- CONSIGNES
A – Recopiez, dans l'article sur l'affaire Caille, le passage qui s'ouvre sur les mots « Lettre circulaire au » et s'achève sur « la Religion Catholique. ».
B – Traduisez en anglais cette phrase de l'article sur l'affaire Caille : « Nous l'avons trouvée à la Bibliothèque impériale parmi les papiers du temps. »

- ARTICLE

'''

1707 L'opinion religieusement correcte en Provence

Si, à Paris, l'opinion des gens calmes et sensés commençait à ouvrir les yeux sur l'œuvre de fanatisme et de corruption qui se poursuivait en Provence, à Aix et à Toulon, l'esprit de parti continuait à faire rage et la magistrature aidant, la cause du faux Caille était devenue celle de la religion même. Nous ne disons là rien de trop, on en jugera par la pièce suivante, qui fut, au commencement de l'année 1707, répandue par toutes les Églises et Communautés de la Provence. Nous l'avons trouvée à la Bibliothèque impériale parmi les papiers du temps. Elle a pour titre

Lettre circulaire au sujet de la conversion et du procès du sieur de Caille, 
datée à la main du 12 janvier 1707

"Monsieur,

"Vous estes prié de faire prier Dieu dans vostre Eglise pour M. de Caille, Gentilhomme de Provence, désavoué par son Père pour avoir embrassé la Religion Catholique.

'''

Éléments enregistrés
'''

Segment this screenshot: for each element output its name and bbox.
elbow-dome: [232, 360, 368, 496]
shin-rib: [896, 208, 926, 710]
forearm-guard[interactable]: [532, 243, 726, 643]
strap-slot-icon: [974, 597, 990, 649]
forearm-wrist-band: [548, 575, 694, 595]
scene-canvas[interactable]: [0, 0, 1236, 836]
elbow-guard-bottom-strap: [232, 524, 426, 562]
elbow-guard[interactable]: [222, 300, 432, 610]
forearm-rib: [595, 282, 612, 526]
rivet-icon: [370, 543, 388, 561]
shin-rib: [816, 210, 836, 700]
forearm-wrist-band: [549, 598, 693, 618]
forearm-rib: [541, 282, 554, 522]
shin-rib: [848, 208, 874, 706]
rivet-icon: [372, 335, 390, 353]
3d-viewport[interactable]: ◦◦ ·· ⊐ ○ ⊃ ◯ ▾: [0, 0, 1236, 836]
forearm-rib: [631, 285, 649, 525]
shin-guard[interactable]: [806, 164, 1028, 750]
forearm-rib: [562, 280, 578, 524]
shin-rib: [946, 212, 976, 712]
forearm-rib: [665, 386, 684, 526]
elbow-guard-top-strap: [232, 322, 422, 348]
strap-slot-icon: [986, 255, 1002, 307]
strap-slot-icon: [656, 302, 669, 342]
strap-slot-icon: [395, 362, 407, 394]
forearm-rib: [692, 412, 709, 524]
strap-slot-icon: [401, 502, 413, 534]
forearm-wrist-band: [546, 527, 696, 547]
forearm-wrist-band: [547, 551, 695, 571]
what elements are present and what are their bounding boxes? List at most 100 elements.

'''
'''

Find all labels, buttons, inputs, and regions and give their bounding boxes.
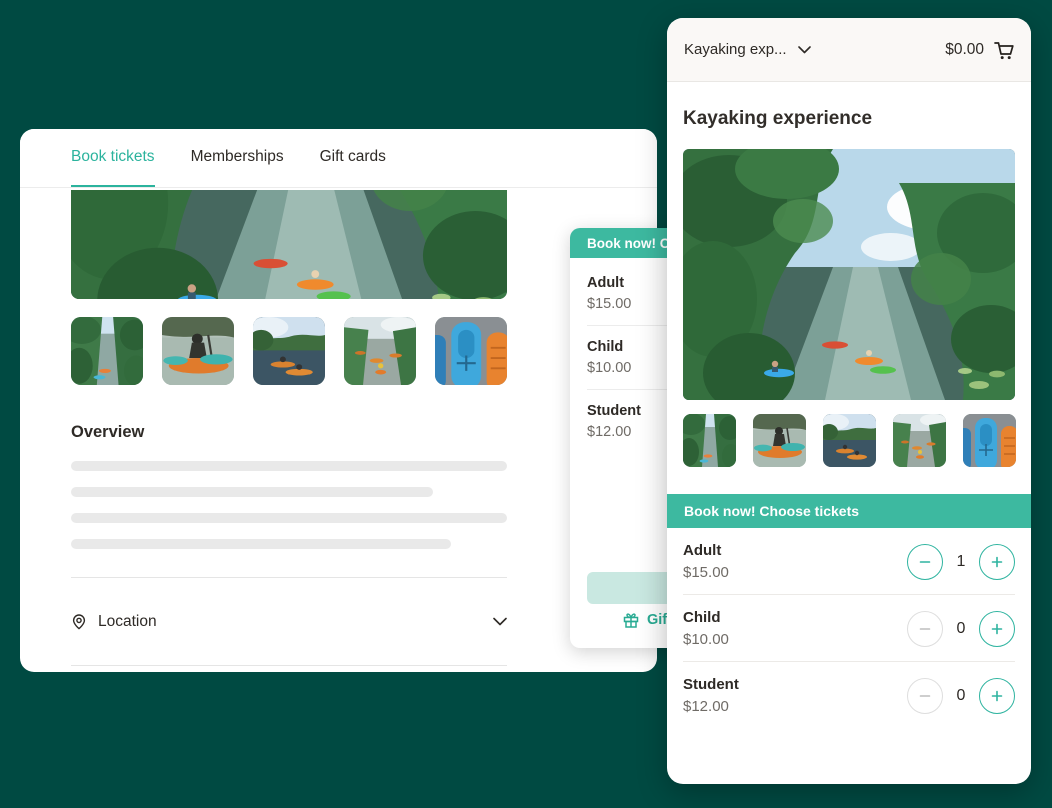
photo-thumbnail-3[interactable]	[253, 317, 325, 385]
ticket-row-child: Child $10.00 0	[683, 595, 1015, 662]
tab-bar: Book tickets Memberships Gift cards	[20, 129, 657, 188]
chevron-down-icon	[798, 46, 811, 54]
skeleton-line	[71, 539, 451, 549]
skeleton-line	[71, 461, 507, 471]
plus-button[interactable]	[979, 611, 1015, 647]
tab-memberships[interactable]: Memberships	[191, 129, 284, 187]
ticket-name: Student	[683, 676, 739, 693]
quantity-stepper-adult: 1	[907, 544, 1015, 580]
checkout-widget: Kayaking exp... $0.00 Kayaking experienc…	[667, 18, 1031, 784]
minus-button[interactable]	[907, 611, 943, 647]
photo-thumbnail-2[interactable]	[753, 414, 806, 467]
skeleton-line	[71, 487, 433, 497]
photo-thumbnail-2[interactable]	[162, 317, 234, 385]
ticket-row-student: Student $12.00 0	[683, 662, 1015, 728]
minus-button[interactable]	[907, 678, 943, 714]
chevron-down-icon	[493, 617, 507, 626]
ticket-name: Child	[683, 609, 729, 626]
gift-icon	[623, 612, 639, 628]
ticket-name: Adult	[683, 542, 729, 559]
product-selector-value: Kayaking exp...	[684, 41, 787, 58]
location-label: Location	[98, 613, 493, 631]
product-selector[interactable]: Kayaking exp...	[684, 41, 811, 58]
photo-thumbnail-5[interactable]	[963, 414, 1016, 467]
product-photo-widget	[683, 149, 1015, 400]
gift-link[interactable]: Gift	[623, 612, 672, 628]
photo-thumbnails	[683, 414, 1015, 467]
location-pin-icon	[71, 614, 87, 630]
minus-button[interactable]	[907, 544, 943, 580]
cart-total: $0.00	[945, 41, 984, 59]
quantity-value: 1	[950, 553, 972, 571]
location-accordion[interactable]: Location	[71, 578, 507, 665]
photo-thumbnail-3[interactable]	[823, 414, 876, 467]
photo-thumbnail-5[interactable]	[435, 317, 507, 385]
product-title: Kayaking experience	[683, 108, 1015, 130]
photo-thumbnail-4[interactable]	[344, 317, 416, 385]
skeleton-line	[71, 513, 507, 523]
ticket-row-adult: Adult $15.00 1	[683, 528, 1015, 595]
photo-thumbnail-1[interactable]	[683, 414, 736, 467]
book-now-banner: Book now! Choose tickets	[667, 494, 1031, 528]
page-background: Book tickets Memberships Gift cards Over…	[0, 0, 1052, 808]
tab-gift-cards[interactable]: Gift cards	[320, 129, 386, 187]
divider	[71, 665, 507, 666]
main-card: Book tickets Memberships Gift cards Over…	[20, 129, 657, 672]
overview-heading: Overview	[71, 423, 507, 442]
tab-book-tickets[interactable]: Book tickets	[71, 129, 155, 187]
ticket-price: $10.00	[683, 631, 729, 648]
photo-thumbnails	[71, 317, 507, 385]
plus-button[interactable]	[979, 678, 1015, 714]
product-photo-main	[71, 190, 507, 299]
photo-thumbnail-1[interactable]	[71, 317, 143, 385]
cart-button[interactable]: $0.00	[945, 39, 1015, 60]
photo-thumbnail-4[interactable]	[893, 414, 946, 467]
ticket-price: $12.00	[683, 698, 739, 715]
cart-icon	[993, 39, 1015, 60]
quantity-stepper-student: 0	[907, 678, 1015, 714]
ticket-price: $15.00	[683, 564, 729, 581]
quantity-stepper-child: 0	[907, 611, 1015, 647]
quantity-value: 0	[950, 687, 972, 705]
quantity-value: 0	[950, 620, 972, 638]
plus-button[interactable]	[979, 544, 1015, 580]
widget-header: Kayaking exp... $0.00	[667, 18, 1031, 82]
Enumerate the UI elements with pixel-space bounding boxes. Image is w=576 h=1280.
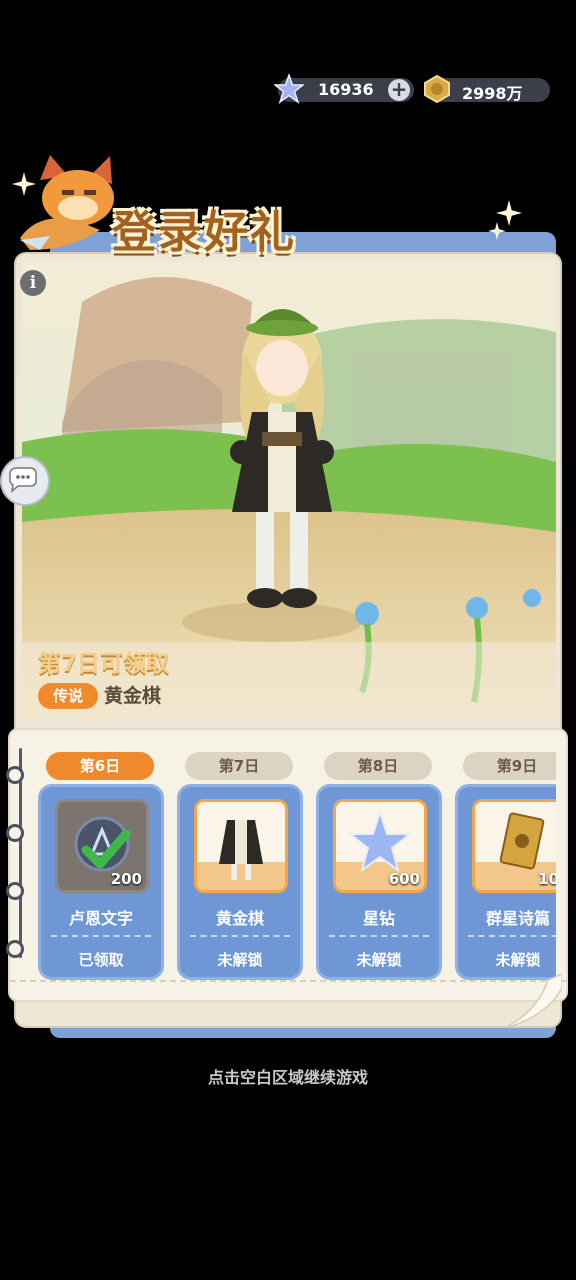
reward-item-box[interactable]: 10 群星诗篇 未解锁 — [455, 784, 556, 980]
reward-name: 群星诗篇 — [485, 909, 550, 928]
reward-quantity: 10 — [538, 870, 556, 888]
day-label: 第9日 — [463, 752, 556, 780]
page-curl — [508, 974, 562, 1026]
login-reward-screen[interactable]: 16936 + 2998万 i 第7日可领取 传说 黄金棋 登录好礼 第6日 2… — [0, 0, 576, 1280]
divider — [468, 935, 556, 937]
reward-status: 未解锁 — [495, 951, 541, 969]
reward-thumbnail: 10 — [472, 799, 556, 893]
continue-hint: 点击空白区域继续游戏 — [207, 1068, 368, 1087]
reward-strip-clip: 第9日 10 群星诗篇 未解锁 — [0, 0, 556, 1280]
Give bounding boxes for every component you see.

'''

- CORRIGÉ
A –
Lettre circulaire au sujet de la conversion et du procès du sieur de Caille, 
datée à la main du 12 janvier 1707

"Monsieur,

"Vous estes prié de faire prier Dieu dans vostre Eglise pour M. de Caille, Gentilhomme de Provence, désavoué par son Père pour avoir embrassé la Religion Catholique.

B – We found it in the Imperial Library among the papers of the time.